■ WHAT YOU SHOULD DO
The answer should be a single number: how many lines of the entries below hold the word "region".

-- begin DATASET ROWS --

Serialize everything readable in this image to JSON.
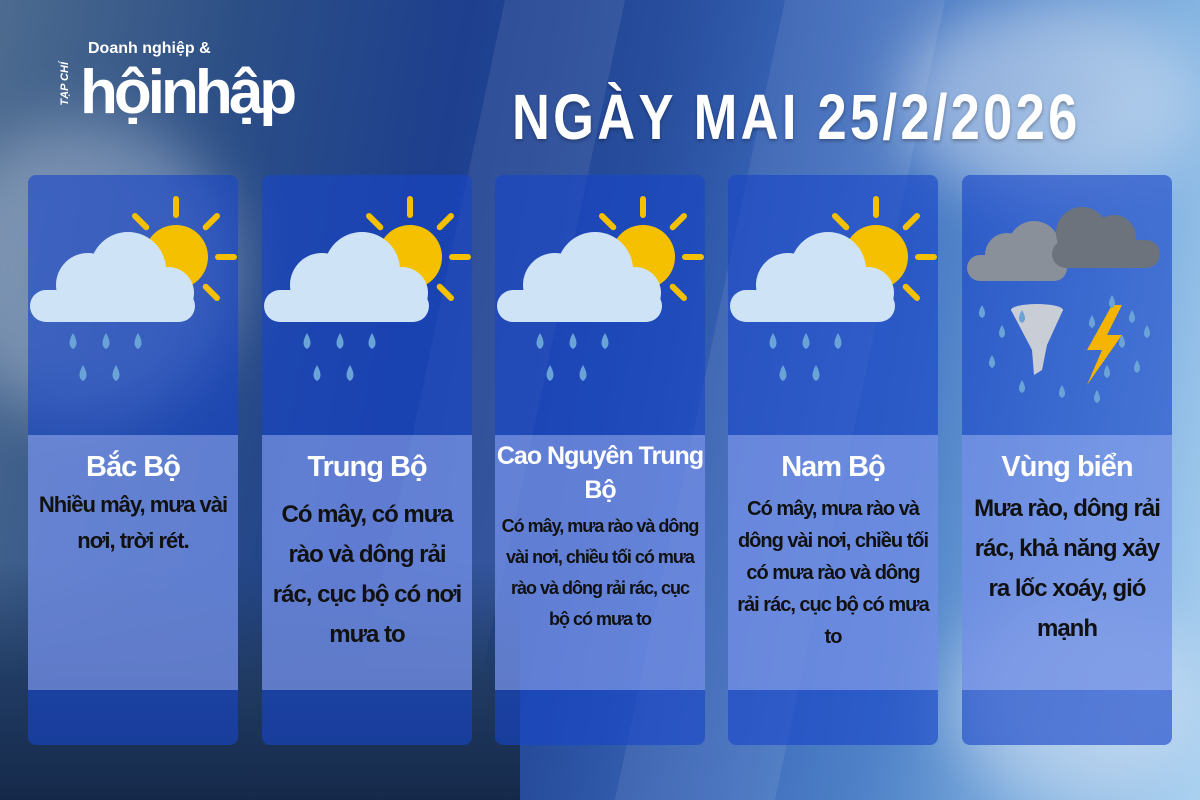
{
  "logo": {
    "prefix": "TẠP CHÍ",
    "tagline": "Doanh nghiệp &",
    "name": "hộinhập"
  },
  "title": "NGÀY MAI 25/2/2026",
  "colors": {
    "sun": "#f5c000",
    "cloud": "#cfe3f7",
    "rain": "#6aa3d8",
    "storm_cloud": "#8a9099",
    "lightning": "#f5b400",
    "card": "#1a4bd0"
  },
  "cards": [
    {
      "region": "Bắc Bộ",
      "icon": "sun-cloud-rain-icon",
      "description": "Nhiều mây, mưa vài nơi, trời rét."
    },
    {
      "region": "Trung Bộ",
      "icon": "sun-cloud-rain-icon",
      "description": "Có mây, có mưa rào và dông rải rác, cục bộ có nơi mưa to"
    },
    {
      "region": "Cao Nguyên Trung Bộ",
      "icon": "sun-cloud-rain-icon",
      "description": "Có mây, mưa rào và dông vài nơi, chiều tối có mưa rào và dông rải rác, cục bộ có mưa to"
    },
    {
      "region": "Nam Bộ",
      "icon": "sun-cloud-rain-icon",
      "description": "Có mây, mưa rào và dông vài nơi, chiều tối có mưa rào và dông rải rác, cục bộ có mưa to"
    },
    {
      "region": "Vùng biển",
      "icon": "storm-tornado-icon",
      "description": "Mưa rào, dông rải rác, khả năng xảy ra lốc xoáy, gió mạnh"
    }
  ]
}
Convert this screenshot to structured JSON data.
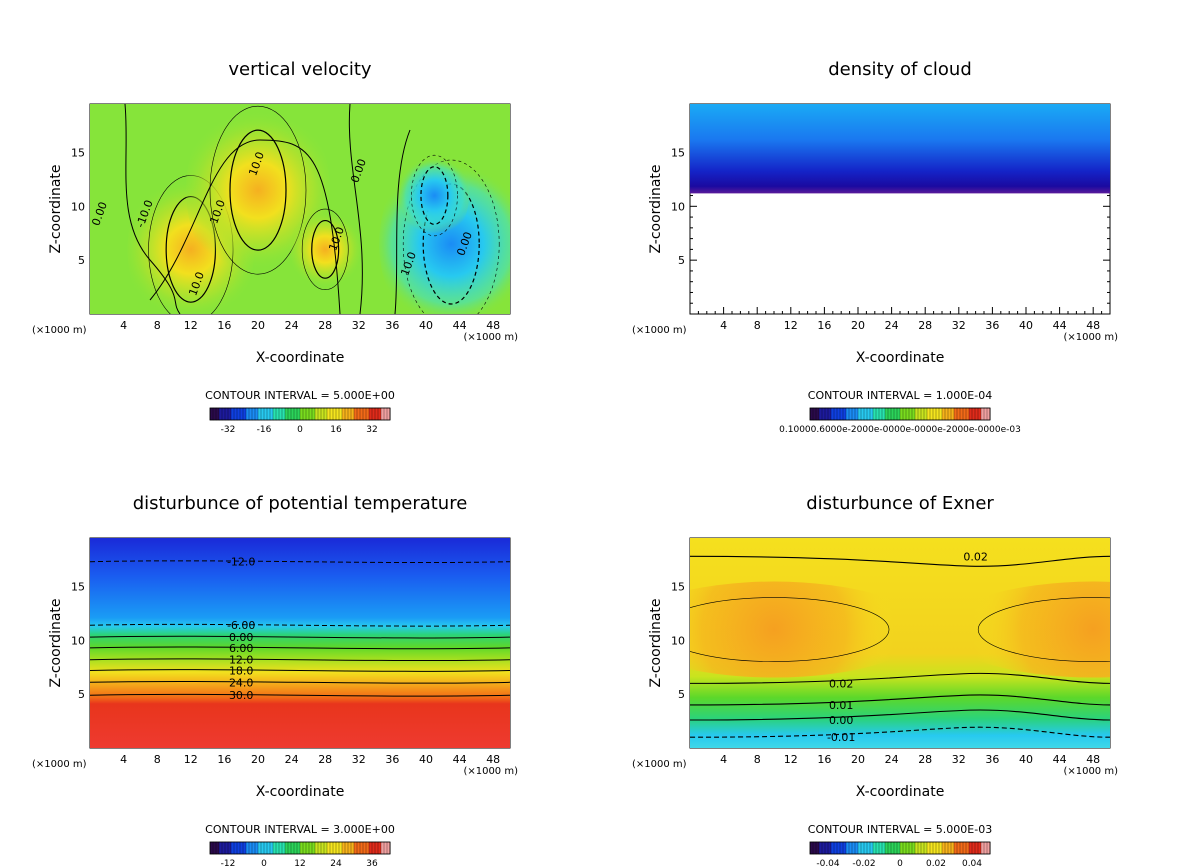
{
  "chart_data": [
    {
      "type": "heatmap",
      "title": "vertical velocity",
      "xlabel": "X-coordinate",
      "ylabel": "Z-coordinate",
      "x_unit": "(×1000 m)",
      "xlim": [
        0,
        50
      ],
      "ylim": [
        0,
        19.5
      ],
      "x_ticks": [
        4,
        8,
        12,
        16,
        20,
        24,
        28,
        32,
        36,
        40,
        44,
        48
      ],
      "y_ticks": [
        5,
        10,
        15
      ],
      "contour_interval": "CONTOUR INTERVAL = 5.000E+00",
      "colorbar_range": [
        -40,
        40
      ],
      "colorbar_ticks": [
        "-32",
        "-16",
        "0",
        "16",
        "32"
      ],
      "contour_labels": [
        "10.0",
        "10.0",
        "0.00",
        "10.0",
        "0.00",
        "-10.0",
        "10.0",
        "0.00",
        "10.0"
      ],
      "features": [
        {
          "kind": "updraft",
          "x": 12,
          "z": 6,
          "value": 22
        },
        {
          "kind": "updraft",
          "x": 20,
          "z": 11.5,
          "value": 25
        },
        {
          "kind": "updraft",
          "x": 28,
          "z": 6,
          "value": 12
        },
        {
          "kind": "downdraft",
          "x": 43,
          "z": 6.5,
          "value": -25
        },
        {
          "kind": "downdraft",
          "x": 41,
          "z": 11,
          "value": -12
        }
      ]
    },
    {
      "type": "heatmap",
      "title": "density of cloud",
      "xlabel": "X-coordinate",
      "ylabel": "Z-coordinate",
      "x_unit": "(×1000 m)",
      "xlim": [
        0,
        50
      ],
      "ylim": [
        0,
        19.5
      ],
      "x_ticks": [
        4,
        8,
        12,
        16,
        20,
        24,
        28,
        32,
        36,
        40,
        44,
        48
      ],
      "y_ticks": [
        5,
        10,
        15
      ],
      "contour_interval": "CONTOUR INTERVAL = 1.000E-04",
      "colorbar_ticks_text": "0.10000.6000e-2000e-0000e-0000e-2000e-0000e-03",
      "cloud_layer": {
        "z_min": 11.2,
        "z_max": 19.5
      }
    },
    {
      "type": "heatmap",
      "title": "disturbunce of potential temperature",
      "xlabel": "X-coordinate",
      "ylabel": "Z-coordinate",
      "x_unit": "(×1000 m)",
      "xlim": [
        0,
        50
      ],
      "ylim": [
        0,
        19.5
      ],
      "x_ticks": [
        4,
        8,
        12,
        16,
        20,
        24,
        28,
        32,
        36,
        40,
        44,
        48
      ],
      "y_ticks": [
        5,
        10,
        15
      ],
      "contour_interval": "CONTOUR INTERVAL = 3.000E+00",
      "colorbar_ticks": [
        "-12",
        "0",
        "12",
        "24",
        "36"
      ],
      "contour_labels": [
        {
          "text": "-12.0",
          "z": 17.3
        },
        {
          "text": "-6.00",
          "z": 11.4
        },
        {
          "text": "0.00",
          "z": 10.3
        },
        {
          "text": "6.00",
          "z": 9.3
        },
        {
          "text": "12.0",
          "z": 8.2
        },
        {
          "text": "18.0",
          "z": 7.2
        },
        {
          "text": "24.0",
          "z": 6.1
        },
        {
          "text": "30.0",
          "z": 4.9
        }
      ]
    },
    {
      "type": "heatmap",
      "title": "disturbunce of Exner",
      "xlabel": "X-coordinate",
      "ylabel": "Z-coordinate",
      "x_unit": "(×1000 m)",
      "xlim": [
        0,
        50
      ],
      "ylim": [
        0,
        19.5
      ],
      "x_ticks": [
        4,
        8,
        12,
        16,
        20,
        24,
        28,
        32,
        36,
        40,
        44,
        48
      ],
      "y_ticks": [
        5,
        10,
        15
      ],
      "contour_interval": "CONTOUR INTERVAL = 5.000E-03",
      "colorbar_ticks": [
        "-0.04",
        "-0.02",
        "0",
        "0.02",
        "0.04"
      ],
      "contour_labels": [
        {
          "text": "0.02",
          "z": 17.8
        },
        {
          "text": "0.02",
          "z": 6.0
        },
        {
          "text": "0.01",
          "z": 4.0
        },
        {
          "text": "0.00",
          "z": 2.6
        },
        {
          "text": "-0.01",
          "z": 1.0
        }
      ]
    }
  ]
}
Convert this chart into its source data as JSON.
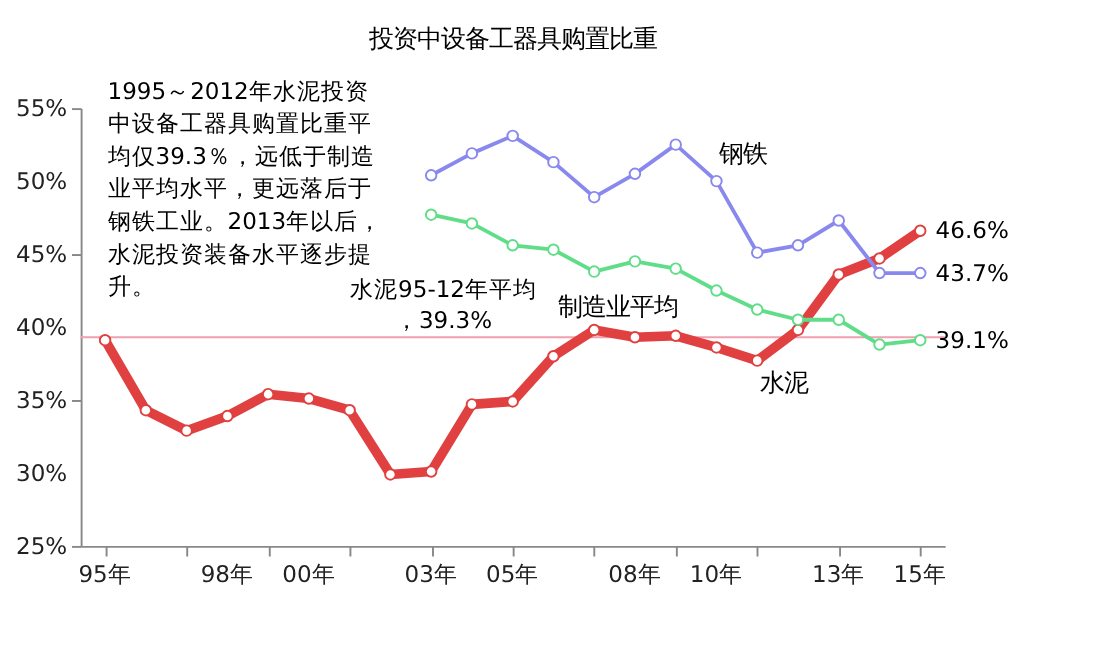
{
  "chart_data": {
    "type": "line",
    "title": "投资中设备工器具购置比重",
    "categories": [
      "95年",
      null,
      null,
      "98年",
      null,
      "00年",
      null,
      null,
      "03年",
      null,
      "05年",
      null,
      null,
      "08年",
      null,
      "10年",
      null,
      null,
      "13年",
      null,
      "15年"
    ],
    "series": [
      {
        "name": "水泥",
        "color": "#e04040",
        "values": [
          39.1,
          34.3,
          32.9,
          33.9,
          35.4,
          35.1,
          34.3,
          29.9,
          30.1,
          34.7,
          34.9,
          38.0,
          39.8,
          39.3,
          39.4,
          38.6,
          37.7,
          39.8,
          43.6,
          44.7,
          46.6
        ],
        "value_labels": [
          null,
          null,
          null,
          null,
          null,
          null,
          null,
          null,
          null,
          null,
          null,
          null,
          null,
          null,
          null,
          null,
          null,
          null,
          null,
          null,
          "46.6%"
        ]
      },
      {
        "name": "钢铁",
        "color": "#8888ee",
        "values": [
          null,
          null,
          null,
          null,
          null,
          null,
          null,
          null,
          50.4,
          51.9,
          53.1,
          51.3,
          48.9,
          50.5,
          52.5,
          50.0,
          45.1,
          45.6,
          47.3,
          43.7,
          43.7
        ],
        "value_labels": [
          null,
          null,
          null,
          null,
          null,
          null,
          null,
          null,
          null,
          null,
          null,
          null,
          null,
          null,
          null,
          null,
          null,
          null,
          null,
          null,
          "43.7%"
        ]
      },
      {
        "name": "制造业平均",
        "color": "#60dd88",
        "values": [
          null,
          null,
          null,
          null,
          null,
          null,
          null,
          null,
          47.7,
          47.1,
          45.6,
          45.3,
          43.8,
          44.5,
          44.0,
          42.5,
          41.2,
          40.5,
          40.5,
          38.8,
          39.1
        ],
        "value_labels": [
          null,
          null,
          null,
          null,
          null,
          null,
          null,
          null,
          null,
          null,
          null,
          null,
          null,
          null,
          null,
          null,
          null,
          null,
          null,
          null,
          "39.1%"
        ]
      }
    ],
    "ylim": [
      25,
      55
    ],
    "yticks": [
      {
        "value": 25,
        "label": "25%"
      },
      {
        "value": 30,
        "label": "30%"
      },
      {
        "value": 35,
        "label": "35%"
      },
      {
        "value": 40,
        "label": "40%"
      },
      {
        "value": 45,
        "label": "45%"
      },
      {
        "value": 50,
        "label": "50%"
      },
      {
        "value": 55,
        "label": "55%"
      }
    ],
    "ref_lines": [
      {
        "axis": "y",
        "value": 39.3,
        "label": "水泥95-12年平均，39.3%",
        "color": "#f0a0b0"
      }
    ],
    "annotations": [
      "1995～2012年水泥投资中设备工器具购置比重平均仅39.3％，远低于制造业平均水平，更远落后于钢铁工业。2013年以后，水泥投资装备水平逐步提升。"
    ],
    "marker": "circle",
    "line_style": "solid",
    "grid": false
  }
}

-- end DATASET ROWS --

■ FULL OUTPUT
5